» WHAT THE TASK ASKS
Report, as a bare number, how many lines of the material below contain the word "this".

» TASK DATA
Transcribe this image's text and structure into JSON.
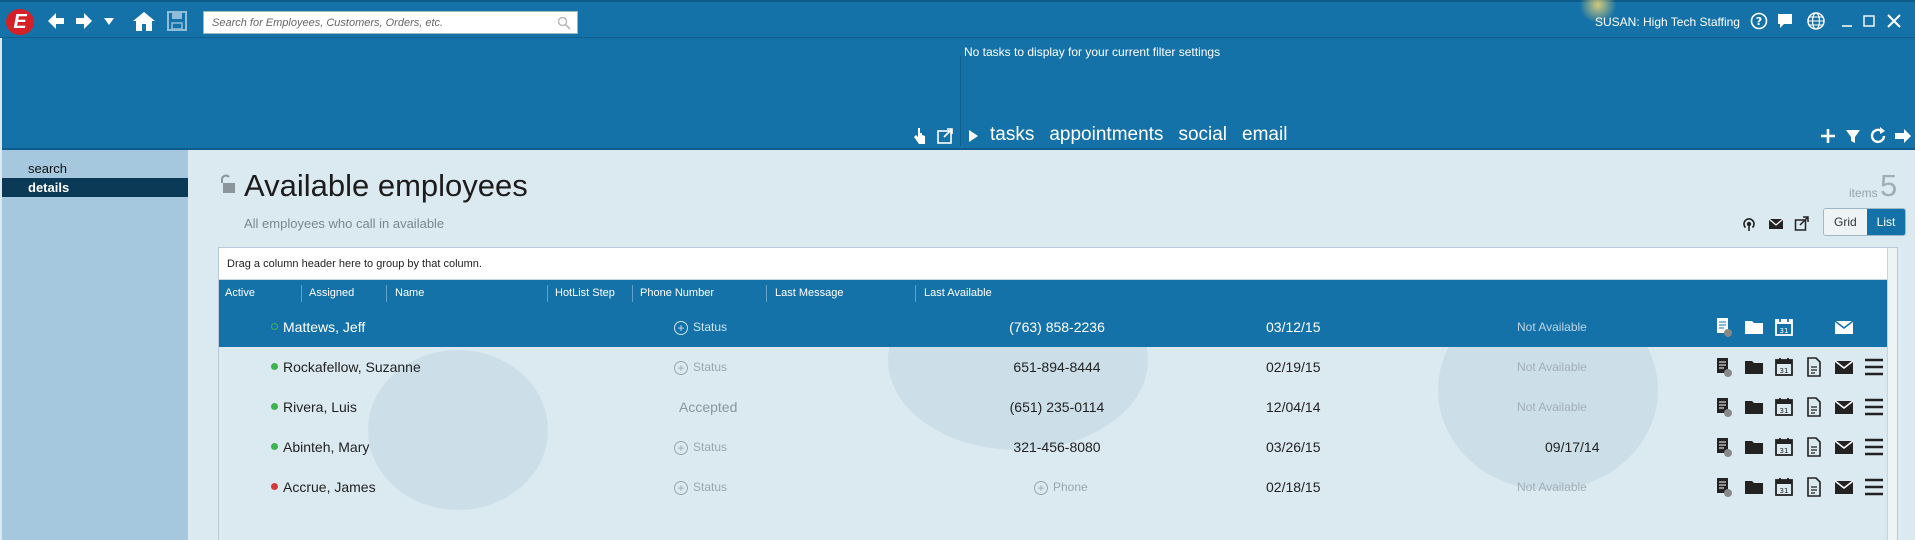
{
  "app": {
    "logo_letter": "E",
    "search_placeholder": "Search for Employees, Customers, Orders, etc.",
    "user_label": "SUSAN: High Tech Staffing"
  },
  "task_panel": {
    "empty_message": "No tasks to display for your current filter settings",
    "tabs": [
      {
        "label": "tasks",
        "active": true
      },
      {
        "label": "appointments",
        "active": false
      },
      {
        "label": "social",
        "active": false
      },
      {
        "label": "email",
        "active": false
      }
    ]
  },
  "nav": {
    "items": [
      {
        "label": "search",
        "active": false
      },
      {
        "label": "details",
        "active": true
      }
    ]
  },
  "page": {
    "title": "Available employees",
    "subtitle": "All employees who call in available",
    "items_label": "items",
    "items_count": "5",
    "view_grid": "Grid",
    "view_list": "List"
  },
  "grid": {
    "group_hint": "Drag a column header here to group by that column.",
    "columns": [
      "Active",
      "Assigned",
      "Name",
      "HotList Step",
      "Phone Number",
      "Last Message",
      "Last Available"
    ],
    "rows": [
      {
        "active_color": "#3fb34f",
        "active_hollow": true,
        "name": "Mattews, Jeff",
        "hotlist": "Status",
        "hotlist_plus": true,
        "phone": "(763) 858-2236",
        "last_message": "03/12/15",
        "last_available": "Not Available",
        "la_muted": true,
        "selected": true
      },
      {
        "active_color": "#3fb34f",
        "active_hollow": false,
        "name": "Rockafellow, Suzanne",
        "hotlist": "Status",
        "hotlist_plus": true,
        "phone": "651-894-8444",
        "last_message": "02/19/15",
        "last_available": "Not Available",
        "la_muted": true,
        "selected": false
      },
      {
        "active_color": "#3fb34f",
        "active_hollow": false,
        "name": "Rivera, Luis",
        "hotlist": "Accepted",
        "hotlist_plus": false,
        "phone": "(651) 235-0114",
        "last_message": "12/04/14",
        "last_available": "Not Available",
        "la_muted": true,
        "selected": false
      },
      {
        "active_color": "#3fb34f",
        "active_hollow": false,
        "name": "Abinteh, Mary",
        "hotlist": "Status",
        "hotlist_plus": true,
        "phone": "321-456-8080",
        "last_message": "03/26/15",
        "last_available": "09/17/14",
        "la_muted": false,
        "selected": false
      },
      {
        "active_color": "#d23a3a",
        "active_hollow": false,
        "name": "Accrue, James",
        "hotlist": "Status",
        "hotlist_plus": true,
        "phone": "Phone",
        "phone_plus": true,
        "last_message": "02/18/15",
        "last_available": "Not Available",
        "la_muted": true,
        "selected": false
      }
    ],
    "row_icons": [
      "notes-icon",
      "folder-icon",
      "calendar-icon",
      "document-icon",
      "envelope-icon",
      "menu-icon"
    ]
  }
}
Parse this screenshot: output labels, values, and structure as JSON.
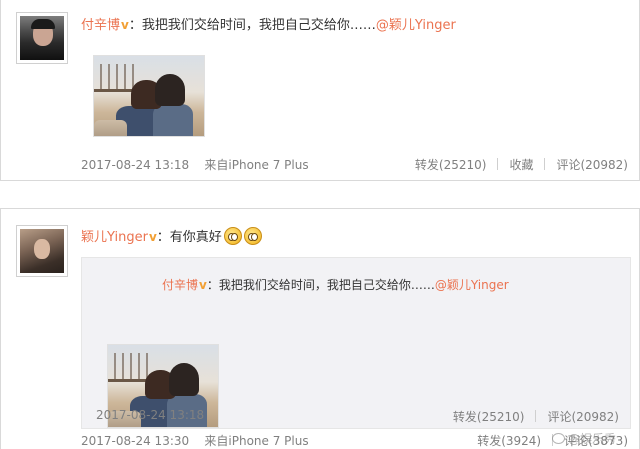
{
  "posts": [
    {
      "author": "付辛博",
      "verified_badge": "v",
      "separator": "：",
      "text": "我把我们交给时间，我把自己交给你……",
      "mention": "@颖儿Yinger",
      "timestamp": "2017-08-24 13:18",
      "source": "来自iPhone 7 Plus",
      "actions": {
        "repost": "转发(25210)",
        "favorite": "收藏",
        "comment": "评论(20982)"
      }
    },
    {
      "author": "颖儿Yinger",
      "verified_badge": "v",
      "separator": "：",
      "text": "有你真好",
      "emoji": [
        "emoji-smile-face",
        "emoji-smile-face"
      ],
      "repost": {
        "author": "付辛博",
        "verified_badge": "v",
        "separator": "：",
        "text": "我把我们交给时间，我把自己交给你……",
        "mention": "@颖儿Yinger",
        "timestamp": "2017-08-24 13:18",
        "actions": {
          "repost": "转发(25210)",
          "comment": "评论(20982)"
        }
      },
      "timestamp": "2017-08-24 13:30",
      "source": "来自iPhone 7 Plus",
      "actions": {
        "repost": "转发(3924)",
        "comment": "评论(3873)"
      }
    }
  ],
  "watermark": "@娱乐秀"
}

» ANSWER IN FULL
2